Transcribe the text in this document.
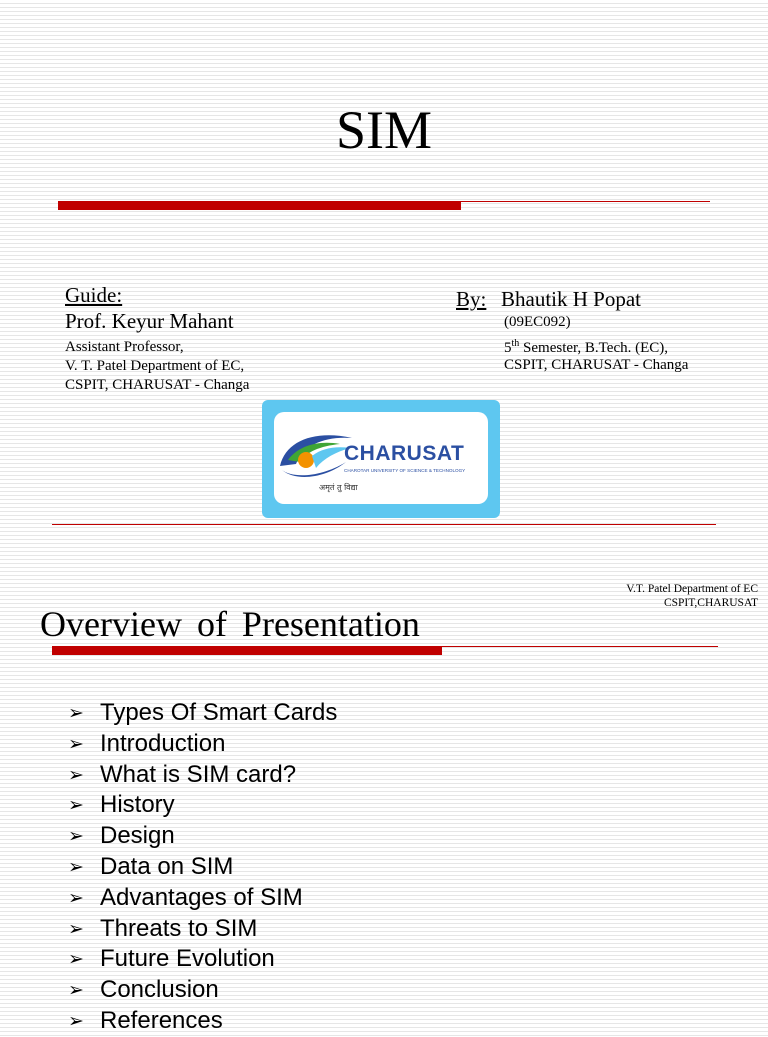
SIM
Guide:
Prof. Keyur Mahant
Assistant Professor,
V. T. Patel Department of EC,
CSPIT, CHARUSAT - Changa
By: Bhautik H Popat
(09EC092)
5th Semester, B.Tech. (EC),
CSPIT, CHARUSAT - Changa
CHARUSAT
CHAROTAR UNIVERSITY OF SCIENCE & TECHNOLOGY
अमृतं तु विद्या
V.T. Patel Department of EC
CSPIT,CHARUSAT
Overview of Presentation
➢ Types Of Smart Cards
➢ Introduction
➢ What is SIM card?
➢ History
➢ Design
➢ Data on SIM
➢ Advantages of SIM
➢ Threats to SIM
➢ Future Evolution
➢ Conclusion
➢ References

----------------------------------------

**Problem**
Each entry above should be reproduced exactly, with the pictures removed.

**Response to this exercise**
Transcribe the text in this document.
SIM
Guide:
Prof. Keyur Mahant
Assistant Professor,
V. T. Patel Department of EC,
CSPIT, CHARUSAT - Changa
By: Bhautik H Popat
(09EC092)
5th Semester, B.Tech. (EC),
CSPIT, CHARUSAT - Changa
CHARUSAT
CHAROTAR UNIVERSITY OF SCIENCE & TECHNOLOGY
अमृतं तु विद्या
V.T. Patel Department of EC
CSPIT,CHARUSAT
Overview of Presentation
➢ Types Of Smart Cards
➢ Introduction
➢ What is SIM card?
➢ History
➢ Design
➢ Data on SIM
➢ Advantages of SIM
➢ Threats to SIM
➢ Future Evolution
➢ Conclusion
➢ References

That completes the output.